--- Start ---
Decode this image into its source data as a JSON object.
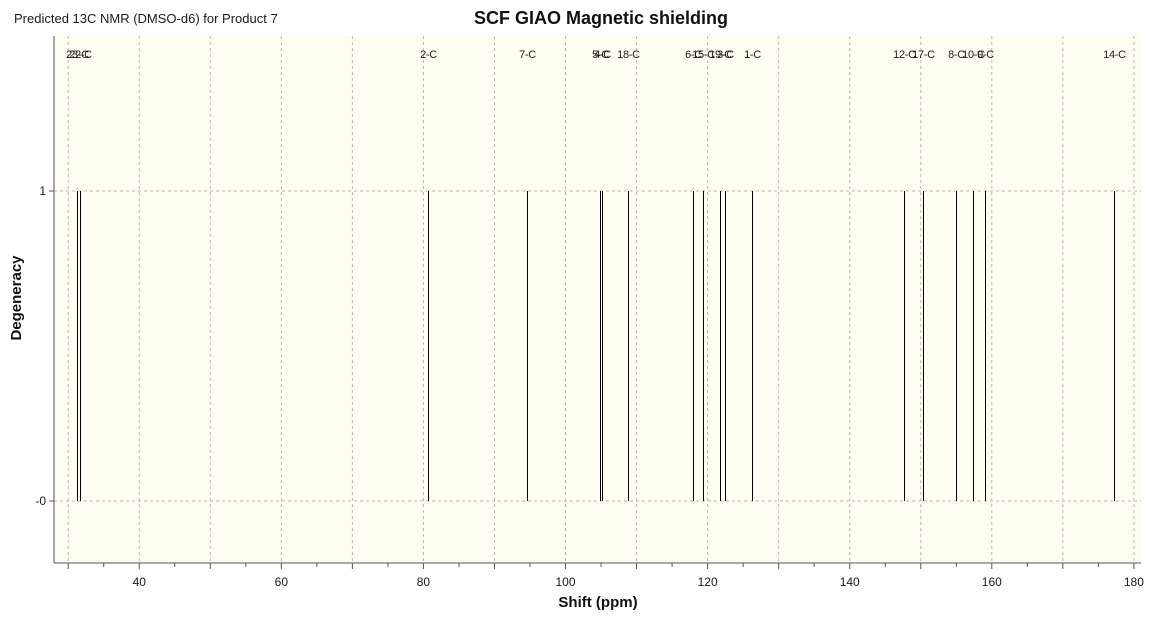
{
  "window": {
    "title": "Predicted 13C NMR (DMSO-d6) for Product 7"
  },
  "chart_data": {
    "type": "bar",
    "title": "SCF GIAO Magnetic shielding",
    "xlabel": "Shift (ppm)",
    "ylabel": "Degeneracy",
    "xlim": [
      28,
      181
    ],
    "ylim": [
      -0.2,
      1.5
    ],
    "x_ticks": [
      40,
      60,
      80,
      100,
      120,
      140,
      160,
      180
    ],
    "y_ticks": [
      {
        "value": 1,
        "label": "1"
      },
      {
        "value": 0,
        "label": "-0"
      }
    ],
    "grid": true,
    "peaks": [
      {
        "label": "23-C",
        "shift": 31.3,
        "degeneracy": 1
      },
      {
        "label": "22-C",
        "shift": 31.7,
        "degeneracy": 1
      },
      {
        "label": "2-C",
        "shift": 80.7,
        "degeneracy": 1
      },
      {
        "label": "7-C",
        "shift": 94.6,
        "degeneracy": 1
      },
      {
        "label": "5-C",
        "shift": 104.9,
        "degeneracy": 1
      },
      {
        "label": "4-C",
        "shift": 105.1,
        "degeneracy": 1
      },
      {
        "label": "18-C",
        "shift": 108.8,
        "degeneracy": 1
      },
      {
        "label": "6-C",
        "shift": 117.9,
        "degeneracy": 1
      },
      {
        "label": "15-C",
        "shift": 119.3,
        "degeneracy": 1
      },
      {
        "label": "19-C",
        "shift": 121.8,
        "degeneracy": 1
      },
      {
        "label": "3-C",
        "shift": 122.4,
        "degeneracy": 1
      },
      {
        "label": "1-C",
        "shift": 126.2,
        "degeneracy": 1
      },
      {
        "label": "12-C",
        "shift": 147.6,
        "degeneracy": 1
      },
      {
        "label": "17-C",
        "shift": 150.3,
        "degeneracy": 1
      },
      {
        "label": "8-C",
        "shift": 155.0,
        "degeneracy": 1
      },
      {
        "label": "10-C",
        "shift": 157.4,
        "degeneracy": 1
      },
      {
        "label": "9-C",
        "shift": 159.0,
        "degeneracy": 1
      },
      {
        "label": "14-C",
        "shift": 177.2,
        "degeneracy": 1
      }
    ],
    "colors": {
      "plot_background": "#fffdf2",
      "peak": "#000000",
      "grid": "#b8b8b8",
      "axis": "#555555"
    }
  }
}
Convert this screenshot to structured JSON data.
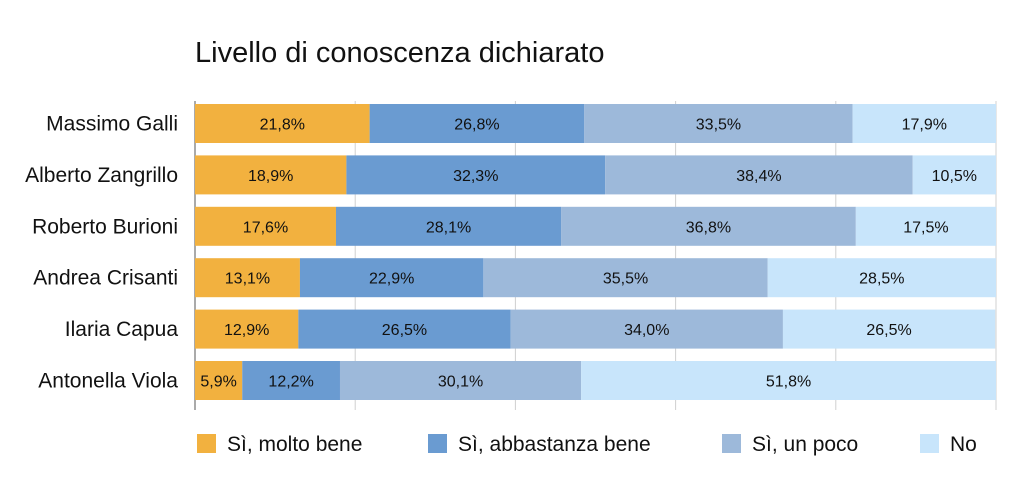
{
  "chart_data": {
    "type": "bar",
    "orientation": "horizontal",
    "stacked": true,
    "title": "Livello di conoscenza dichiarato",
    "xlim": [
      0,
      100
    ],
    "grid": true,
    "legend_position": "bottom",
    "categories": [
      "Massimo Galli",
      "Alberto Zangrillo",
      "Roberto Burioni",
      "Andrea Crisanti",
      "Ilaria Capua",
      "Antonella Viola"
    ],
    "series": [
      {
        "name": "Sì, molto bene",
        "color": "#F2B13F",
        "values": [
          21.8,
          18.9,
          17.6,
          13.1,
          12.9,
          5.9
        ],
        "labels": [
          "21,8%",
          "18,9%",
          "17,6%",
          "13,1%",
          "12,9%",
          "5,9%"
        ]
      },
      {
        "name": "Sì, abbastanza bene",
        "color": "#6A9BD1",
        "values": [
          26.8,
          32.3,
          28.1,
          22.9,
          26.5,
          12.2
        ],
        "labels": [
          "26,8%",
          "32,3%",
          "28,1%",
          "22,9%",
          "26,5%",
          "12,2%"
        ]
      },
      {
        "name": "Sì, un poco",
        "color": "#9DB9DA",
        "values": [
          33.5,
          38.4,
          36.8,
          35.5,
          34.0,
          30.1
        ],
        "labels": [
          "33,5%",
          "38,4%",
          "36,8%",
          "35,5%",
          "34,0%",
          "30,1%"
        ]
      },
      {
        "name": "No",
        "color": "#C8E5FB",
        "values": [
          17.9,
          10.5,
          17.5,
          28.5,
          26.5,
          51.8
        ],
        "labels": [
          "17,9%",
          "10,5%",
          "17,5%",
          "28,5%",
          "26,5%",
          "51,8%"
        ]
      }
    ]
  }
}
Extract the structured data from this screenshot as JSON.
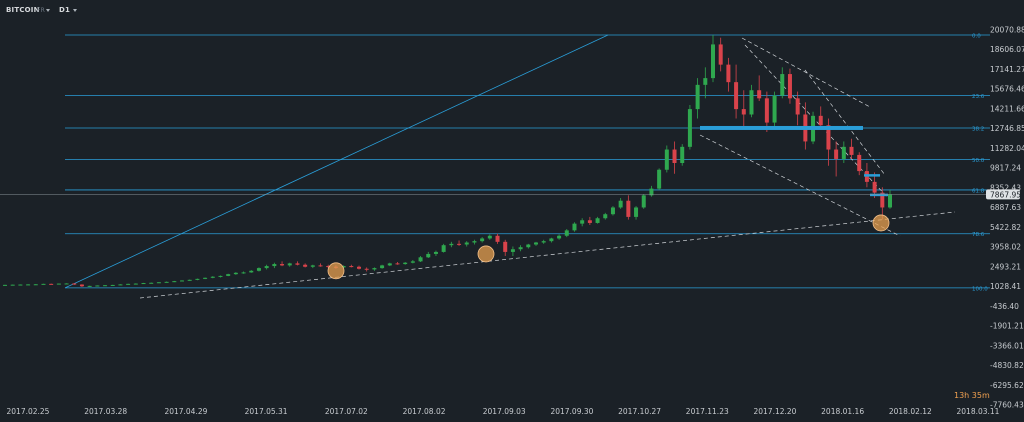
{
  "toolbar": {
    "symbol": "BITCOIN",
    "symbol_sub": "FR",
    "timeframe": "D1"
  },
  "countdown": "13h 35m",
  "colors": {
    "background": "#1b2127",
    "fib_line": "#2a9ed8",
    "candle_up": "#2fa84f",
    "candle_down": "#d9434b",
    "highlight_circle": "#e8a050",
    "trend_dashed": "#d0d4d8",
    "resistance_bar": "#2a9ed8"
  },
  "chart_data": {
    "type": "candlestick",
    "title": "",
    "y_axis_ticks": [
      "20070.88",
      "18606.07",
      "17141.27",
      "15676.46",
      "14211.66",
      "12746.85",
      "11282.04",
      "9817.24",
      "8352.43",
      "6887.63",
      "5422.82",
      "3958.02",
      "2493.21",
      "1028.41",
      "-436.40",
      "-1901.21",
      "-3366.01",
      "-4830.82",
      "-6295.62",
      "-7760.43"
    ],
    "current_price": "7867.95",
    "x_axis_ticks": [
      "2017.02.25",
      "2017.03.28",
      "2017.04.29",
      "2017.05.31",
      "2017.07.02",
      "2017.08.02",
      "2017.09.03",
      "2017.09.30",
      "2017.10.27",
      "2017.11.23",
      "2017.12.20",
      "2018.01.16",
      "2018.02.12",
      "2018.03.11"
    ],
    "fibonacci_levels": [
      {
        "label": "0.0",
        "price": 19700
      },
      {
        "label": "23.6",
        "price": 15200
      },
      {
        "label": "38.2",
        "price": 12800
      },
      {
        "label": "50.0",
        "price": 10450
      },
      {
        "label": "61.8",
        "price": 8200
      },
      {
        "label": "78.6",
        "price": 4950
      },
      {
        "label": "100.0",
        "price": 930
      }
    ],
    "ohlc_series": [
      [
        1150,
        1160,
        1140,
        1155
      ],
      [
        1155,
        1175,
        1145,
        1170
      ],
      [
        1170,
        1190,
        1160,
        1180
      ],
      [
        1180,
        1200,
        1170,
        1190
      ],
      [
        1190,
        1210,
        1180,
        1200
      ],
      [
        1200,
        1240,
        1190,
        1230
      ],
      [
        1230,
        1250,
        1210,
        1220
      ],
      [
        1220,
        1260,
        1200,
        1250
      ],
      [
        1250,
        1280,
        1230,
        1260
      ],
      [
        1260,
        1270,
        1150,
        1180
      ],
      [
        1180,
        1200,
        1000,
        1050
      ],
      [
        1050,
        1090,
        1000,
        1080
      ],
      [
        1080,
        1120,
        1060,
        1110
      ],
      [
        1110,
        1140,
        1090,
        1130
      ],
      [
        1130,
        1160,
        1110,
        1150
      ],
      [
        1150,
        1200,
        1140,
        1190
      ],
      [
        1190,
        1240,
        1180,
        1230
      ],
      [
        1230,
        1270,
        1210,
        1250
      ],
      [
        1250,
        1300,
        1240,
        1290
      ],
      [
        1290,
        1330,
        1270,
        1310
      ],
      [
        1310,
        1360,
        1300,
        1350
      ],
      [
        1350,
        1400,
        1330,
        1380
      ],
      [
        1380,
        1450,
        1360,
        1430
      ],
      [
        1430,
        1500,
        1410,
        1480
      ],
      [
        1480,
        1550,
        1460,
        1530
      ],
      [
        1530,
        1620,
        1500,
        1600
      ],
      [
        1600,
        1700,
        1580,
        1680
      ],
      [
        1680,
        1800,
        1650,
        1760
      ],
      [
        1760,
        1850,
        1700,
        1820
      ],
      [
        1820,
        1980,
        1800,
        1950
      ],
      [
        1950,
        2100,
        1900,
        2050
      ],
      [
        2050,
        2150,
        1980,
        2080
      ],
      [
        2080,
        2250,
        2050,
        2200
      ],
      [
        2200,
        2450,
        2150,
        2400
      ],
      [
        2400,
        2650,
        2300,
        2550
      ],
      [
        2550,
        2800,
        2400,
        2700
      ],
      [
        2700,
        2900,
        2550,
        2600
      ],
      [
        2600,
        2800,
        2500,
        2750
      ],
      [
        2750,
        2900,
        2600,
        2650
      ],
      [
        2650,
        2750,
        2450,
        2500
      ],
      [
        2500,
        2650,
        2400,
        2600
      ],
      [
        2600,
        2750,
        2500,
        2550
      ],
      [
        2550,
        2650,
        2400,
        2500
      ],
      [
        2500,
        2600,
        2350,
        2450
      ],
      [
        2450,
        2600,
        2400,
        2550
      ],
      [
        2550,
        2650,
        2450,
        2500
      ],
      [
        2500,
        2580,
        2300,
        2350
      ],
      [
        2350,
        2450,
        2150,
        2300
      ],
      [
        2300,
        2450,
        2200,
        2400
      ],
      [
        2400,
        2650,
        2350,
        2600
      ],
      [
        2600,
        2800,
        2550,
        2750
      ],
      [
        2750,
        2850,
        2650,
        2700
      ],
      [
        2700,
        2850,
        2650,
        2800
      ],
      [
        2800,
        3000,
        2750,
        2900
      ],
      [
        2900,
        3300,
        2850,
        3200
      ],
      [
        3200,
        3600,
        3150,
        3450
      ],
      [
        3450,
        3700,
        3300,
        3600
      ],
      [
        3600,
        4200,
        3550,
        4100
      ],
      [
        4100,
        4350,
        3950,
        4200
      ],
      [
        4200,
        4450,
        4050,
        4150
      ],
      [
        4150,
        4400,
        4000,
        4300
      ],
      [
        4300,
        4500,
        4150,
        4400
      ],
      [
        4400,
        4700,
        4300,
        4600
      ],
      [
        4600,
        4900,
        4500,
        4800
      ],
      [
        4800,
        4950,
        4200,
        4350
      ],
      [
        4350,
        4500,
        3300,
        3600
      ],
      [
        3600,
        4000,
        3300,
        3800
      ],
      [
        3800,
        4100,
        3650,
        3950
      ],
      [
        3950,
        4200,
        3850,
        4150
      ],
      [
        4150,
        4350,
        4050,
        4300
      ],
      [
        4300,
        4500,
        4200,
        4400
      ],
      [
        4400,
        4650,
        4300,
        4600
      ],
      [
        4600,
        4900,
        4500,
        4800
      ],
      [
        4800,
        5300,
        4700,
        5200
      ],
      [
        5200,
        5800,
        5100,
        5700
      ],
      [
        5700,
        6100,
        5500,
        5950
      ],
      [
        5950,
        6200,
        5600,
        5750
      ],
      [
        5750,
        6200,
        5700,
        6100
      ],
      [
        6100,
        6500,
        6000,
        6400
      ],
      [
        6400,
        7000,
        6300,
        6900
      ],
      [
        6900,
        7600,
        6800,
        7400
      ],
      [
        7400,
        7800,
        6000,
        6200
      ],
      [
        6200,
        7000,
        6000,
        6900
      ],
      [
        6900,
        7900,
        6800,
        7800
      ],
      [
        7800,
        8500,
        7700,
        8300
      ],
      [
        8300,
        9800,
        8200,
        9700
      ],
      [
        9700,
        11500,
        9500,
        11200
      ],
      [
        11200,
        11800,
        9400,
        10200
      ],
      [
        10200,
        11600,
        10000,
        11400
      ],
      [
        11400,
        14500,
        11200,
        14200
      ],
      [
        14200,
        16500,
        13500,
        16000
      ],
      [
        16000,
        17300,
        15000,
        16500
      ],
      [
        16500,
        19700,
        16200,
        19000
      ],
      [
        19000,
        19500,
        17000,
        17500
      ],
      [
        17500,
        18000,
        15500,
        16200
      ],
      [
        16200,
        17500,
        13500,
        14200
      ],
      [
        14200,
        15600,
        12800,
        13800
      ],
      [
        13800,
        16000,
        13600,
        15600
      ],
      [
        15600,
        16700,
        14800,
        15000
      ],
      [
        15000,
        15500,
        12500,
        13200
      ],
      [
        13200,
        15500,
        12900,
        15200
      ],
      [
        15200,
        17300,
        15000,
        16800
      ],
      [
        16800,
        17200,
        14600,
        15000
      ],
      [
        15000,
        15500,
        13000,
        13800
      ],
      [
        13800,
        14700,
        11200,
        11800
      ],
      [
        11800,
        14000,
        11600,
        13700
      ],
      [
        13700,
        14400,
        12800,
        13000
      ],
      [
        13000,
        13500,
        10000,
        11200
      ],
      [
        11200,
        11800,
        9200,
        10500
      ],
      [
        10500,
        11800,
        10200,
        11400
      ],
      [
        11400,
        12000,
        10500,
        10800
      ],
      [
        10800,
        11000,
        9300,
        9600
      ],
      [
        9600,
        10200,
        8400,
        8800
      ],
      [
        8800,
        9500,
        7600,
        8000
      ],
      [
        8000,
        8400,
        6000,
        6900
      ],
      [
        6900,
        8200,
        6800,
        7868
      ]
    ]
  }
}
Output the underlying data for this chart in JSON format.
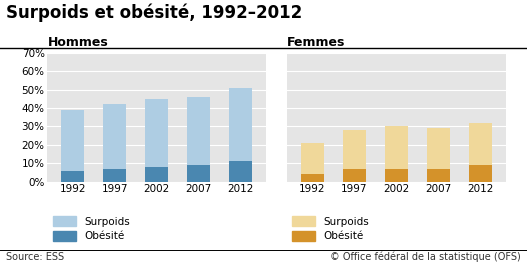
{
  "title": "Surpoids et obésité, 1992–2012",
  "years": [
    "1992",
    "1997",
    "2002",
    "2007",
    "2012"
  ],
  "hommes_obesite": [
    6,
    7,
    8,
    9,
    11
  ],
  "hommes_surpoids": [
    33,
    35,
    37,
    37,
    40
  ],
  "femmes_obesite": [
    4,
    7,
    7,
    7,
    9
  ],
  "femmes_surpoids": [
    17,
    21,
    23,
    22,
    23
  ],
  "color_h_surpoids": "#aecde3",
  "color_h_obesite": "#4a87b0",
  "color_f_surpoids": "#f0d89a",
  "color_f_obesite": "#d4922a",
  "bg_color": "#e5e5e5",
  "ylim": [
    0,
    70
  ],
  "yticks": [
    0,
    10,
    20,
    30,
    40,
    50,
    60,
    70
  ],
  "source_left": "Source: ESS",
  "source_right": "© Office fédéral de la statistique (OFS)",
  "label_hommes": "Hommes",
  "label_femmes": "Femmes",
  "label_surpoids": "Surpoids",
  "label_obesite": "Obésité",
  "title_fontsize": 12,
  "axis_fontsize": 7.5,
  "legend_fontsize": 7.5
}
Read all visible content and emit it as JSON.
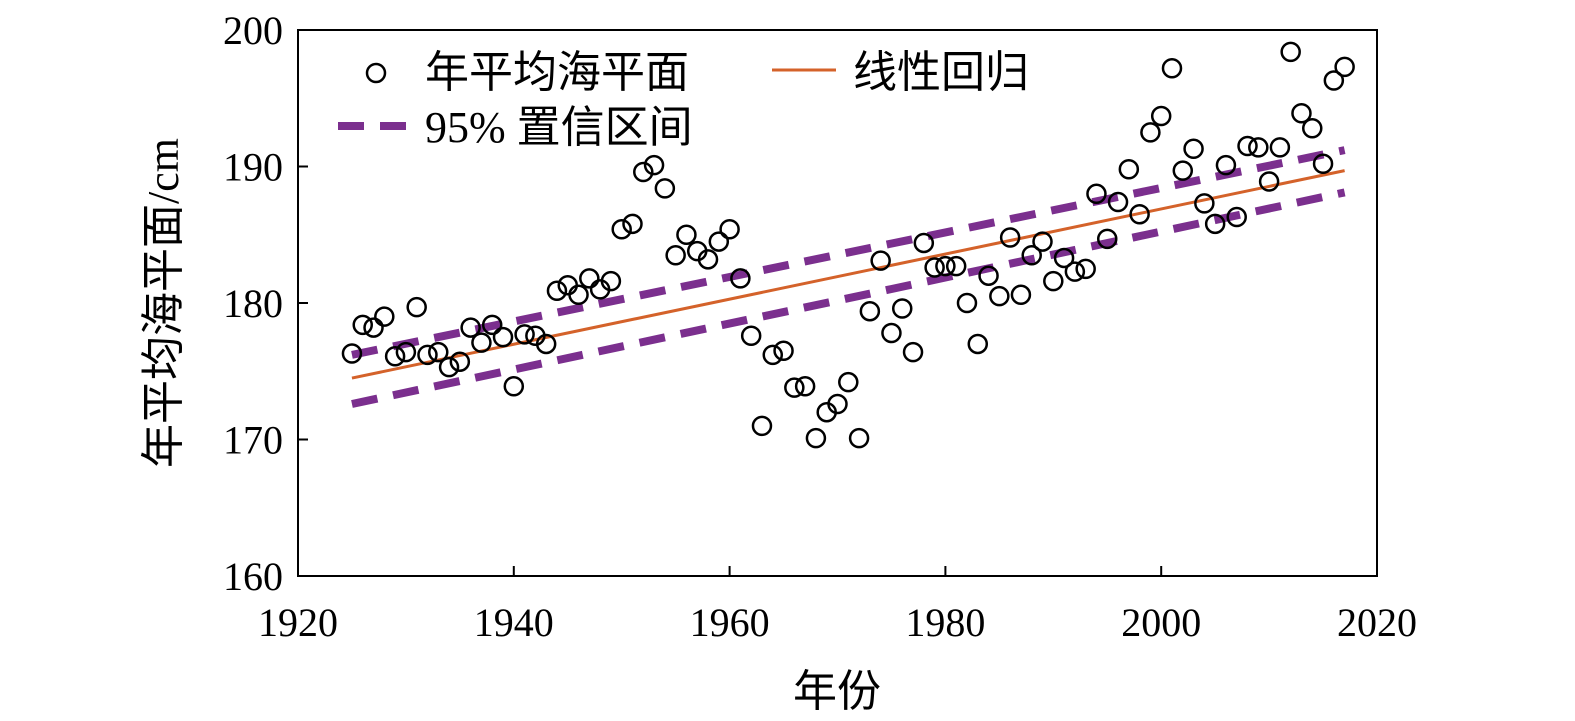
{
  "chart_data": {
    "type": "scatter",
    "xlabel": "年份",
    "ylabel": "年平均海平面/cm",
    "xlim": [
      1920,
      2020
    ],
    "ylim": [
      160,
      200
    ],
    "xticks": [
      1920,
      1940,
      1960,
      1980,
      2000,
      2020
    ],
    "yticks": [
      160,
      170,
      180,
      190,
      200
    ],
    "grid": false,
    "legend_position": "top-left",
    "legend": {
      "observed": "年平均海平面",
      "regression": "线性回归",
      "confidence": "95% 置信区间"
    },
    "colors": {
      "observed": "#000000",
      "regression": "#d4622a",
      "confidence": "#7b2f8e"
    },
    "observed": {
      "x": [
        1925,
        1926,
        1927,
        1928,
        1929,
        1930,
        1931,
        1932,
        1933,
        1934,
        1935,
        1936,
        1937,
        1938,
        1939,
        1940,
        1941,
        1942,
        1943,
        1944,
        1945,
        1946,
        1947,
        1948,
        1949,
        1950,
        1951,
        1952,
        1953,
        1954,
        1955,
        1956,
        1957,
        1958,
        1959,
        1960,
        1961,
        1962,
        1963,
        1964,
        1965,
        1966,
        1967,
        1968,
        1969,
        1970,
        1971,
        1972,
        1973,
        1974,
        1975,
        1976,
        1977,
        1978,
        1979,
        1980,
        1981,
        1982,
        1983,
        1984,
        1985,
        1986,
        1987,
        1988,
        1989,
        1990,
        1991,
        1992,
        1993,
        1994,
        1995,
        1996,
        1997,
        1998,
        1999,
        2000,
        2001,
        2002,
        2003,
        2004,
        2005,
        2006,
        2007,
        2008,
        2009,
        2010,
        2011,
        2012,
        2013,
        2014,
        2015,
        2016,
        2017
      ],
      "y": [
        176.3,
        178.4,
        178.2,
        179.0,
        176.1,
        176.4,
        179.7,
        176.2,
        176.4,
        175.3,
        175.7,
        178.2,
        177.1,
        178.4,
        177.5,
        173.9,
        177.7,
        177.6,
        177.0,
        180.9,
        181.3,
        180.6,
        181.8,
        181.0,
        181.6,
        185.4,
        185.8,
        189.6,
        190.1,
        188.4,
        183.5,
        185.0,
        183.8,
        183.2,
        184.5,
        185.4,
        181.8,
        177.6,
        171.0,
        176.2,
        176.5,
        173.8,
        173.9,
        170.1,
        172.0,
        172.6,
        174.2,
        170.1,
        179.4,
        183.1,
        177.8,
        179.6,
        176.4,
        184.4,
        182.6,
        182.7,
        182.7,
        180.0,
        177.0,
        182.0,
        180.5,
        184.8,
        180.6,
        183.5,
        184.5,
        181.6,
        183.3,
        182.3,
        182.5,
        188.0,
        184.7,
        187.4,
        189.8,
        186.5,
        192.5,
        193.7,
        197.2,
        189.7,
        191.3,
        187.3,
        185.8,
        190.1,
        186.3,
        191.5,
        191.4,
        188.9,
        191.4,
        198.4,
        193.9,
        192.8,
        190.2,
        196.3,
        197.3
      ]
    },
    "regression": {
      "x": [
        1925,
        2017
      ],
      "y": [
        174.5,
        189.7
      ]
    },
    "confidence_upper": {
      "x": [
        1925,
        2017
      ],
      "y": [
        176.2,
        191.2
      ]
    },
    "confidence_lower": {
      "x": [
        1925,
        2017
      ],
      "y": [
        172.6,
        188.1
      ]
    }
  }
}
--- End ---
#### Short problem
Scan the listing above for the word "JSON" and copy every line that holds it.

#### Task result
Decode this image into its source data as a JSON object.
Convert this screenshot to structured JSON data.
Extract the structured data from this screenshot as JSON.
Output the underlying data for this chart in JSON format.
Read all visible content and emit it as JSON.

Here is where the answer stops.